* _Set problem_: Please show each line in the items below that contains the string "pixelated".
-- start Records for this task --
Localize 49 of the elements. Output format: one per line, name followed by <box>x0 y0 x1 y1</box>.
-- end Records for this task --
-- start Records for this task --
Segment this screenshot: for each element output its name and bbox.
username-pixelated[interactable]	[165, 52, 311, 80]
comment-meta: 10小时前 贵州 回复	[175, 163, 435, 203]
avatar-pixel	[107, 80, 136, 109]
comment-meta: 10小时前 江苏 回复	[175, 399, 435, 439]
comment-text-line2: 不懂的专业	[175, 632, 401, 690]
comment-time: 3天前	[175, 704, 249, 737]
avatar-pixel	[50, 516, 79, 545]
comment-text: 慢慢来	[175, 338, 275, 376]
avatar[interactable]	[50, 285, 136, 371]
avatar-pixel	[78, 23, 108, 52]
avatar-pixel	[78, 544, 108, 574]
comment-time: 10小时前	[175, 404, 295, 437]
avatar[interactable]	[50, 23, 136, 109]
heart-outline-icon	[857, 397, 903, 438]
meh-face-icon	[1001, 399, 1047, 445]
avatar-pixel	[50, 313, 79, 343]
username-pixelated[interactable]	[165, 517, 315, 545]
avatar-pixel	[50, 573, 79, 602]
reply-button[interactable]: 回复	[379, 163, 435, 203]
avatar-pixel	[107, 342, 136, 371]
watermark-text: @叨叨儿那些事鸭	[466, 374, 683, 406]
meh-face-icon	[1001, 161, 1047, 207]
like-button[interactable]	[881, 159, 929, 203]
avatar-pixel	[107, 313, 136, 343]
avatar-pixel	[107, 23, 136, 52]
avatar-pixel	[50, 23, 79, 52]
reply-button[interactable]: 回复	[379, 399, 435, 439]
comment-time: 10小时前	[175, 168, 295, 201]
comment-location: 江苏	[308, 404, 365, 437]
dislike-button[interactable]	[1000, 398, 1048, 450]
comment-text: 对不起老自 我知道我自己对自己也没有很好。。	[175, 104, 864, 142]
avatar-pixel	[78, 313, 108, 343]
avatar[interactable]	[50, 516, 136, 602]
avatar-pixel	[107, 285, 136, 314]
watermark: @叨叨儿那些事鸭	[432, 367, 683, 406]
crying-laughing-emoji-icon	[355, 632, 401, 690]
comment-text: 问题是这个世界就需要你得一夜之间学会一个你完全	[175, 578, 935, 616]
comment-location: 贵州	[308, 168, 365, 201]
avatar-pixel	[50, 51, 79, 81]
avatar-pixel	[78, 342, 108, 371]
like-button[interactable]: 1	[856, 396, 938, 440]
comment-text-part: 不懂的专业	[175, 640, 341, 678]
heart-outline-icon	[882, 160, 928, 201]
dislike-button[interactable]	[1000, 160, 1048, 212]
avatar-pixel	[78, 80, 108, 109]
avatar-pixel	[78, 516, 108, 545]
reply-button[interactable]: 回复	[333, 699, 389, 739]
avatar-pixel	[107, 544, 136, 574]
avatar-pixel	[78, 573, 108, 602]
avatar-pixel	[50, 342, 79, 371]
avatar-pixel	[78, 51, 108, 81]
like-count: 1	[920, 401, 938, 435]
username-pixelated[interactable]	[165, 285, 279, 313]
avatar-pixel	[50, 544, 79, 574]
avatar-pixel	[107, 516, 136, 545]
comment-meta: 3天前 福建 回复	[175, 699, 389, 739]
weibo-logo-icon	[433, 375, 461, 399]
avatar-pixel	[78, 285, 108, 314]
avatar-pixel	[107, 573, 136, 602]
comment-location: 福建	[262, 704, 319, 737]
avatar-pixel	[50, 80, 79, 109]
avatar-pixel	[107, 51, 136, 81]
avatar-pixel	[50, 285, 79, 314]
-- end Records for this task --
-- start Records for this task --
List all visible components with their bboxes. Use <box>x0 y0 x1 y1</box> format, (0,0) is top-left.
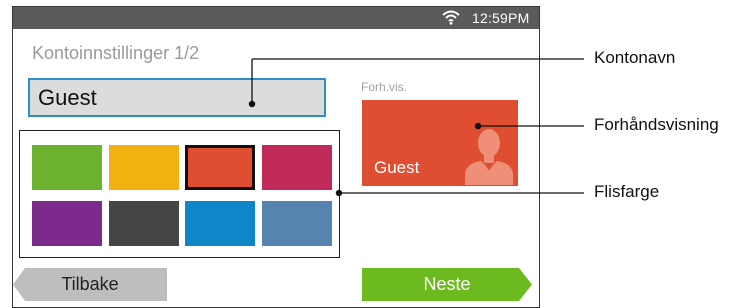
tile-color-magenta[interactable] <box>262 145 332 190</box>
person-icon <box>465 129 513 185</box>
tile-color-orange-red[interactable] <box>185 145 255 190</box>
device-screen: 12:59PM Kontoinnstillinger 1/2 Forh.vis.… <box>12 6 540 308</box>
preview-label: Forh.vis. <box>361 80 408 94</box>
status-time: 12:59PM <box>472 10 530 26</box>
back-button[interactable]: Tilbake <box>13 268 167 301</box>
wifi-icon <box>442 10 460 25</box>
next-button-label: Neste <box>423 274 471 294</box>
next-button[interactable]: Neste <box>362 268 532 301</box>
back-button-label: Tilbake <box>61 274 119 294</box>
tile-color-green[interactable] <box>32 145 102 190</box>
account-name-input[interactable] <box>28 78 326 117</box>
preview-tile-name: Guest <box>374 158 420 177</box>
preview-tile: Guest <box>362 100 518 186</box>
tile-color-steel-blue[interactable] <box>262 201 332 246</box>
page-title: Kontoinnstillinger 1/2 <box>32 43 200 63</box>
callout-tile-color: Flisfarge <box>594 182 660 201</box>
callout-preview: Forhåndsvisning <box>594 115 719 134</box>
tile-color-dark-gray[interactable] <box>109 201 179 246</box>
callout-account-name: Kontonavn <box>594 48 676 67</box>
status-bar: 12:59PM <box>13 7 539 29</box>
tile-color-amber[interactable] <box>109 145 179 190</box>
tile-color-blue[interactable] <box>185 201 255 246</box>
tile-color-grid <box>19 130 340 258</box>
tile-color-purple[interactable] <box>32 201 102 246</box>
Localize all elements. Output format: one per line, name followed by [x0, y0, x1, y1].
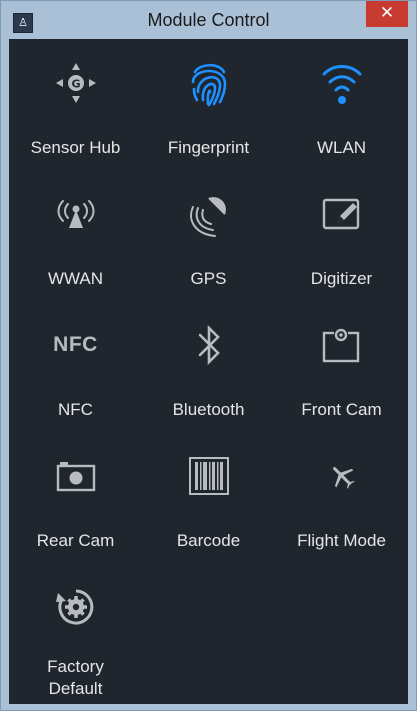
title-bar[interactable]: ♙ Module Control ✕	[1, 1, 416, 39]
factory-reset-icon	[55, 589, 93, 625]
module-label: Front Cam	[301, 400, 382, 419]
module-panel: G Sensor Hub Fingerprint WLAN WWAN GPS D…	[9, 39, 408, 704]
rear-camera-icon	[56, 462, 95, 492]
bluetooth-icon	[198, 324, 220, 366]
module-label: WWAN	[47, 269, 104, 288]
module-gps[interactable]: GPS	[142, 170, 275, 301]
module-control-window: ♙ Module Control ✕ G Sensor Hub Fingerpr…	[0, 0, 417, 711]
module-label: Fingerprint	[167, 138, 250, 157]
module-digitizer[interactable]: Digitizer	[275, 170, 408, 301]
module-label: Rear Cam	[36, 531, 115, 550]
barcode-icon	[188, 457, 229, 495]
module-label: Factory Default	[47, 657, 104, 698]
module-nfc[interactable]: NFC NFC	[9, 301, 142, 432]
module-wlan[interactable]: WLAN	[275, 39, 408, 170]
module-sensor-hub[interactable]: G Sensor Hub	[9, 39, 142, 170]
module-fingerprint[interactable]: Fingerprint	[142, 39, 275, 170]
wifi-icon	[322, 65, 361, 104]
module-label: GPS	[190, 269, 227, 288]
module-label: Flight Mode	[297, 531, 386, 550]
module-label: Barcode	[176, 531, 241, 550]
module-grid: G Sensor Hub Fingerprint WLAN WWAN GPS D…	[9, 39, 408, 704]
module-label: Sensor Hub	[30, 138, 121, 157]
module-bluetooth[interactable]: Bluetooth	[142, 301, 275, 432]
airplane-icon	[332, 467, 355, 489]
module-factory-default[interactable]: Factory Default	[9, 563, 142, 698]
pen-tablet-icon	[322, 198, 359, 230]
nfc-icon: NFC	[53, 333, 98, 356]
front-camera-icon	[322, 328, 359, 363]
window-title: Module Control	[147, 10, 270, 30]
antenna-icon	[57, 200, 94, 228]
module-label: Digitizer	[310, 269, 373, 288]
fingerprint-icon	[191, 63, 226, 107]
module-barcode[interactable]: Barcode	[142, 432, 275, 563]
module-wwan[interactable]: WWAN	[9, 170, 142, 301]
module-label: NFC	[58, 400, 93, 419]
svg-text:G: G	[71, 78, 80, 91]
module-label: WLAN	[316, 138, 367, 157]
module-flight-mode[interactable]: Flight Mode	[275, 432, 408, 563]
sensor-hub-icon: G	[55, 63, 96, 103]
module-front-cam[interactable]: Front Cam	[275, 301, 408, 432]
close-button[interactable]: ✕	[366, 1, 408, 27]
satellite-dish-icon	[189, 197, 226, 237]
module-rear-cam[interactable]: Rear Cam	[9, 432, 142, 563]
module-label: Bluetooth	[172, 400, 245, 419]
-- end Records for this task --
* _Correct answer_:
username-pixelated[interactable]	[165, 52, 311, 80]
username-pixelated[interactable]	[165, 517, 315, 545]
username-pixelated[interactable]	[165, 285, 279, 313]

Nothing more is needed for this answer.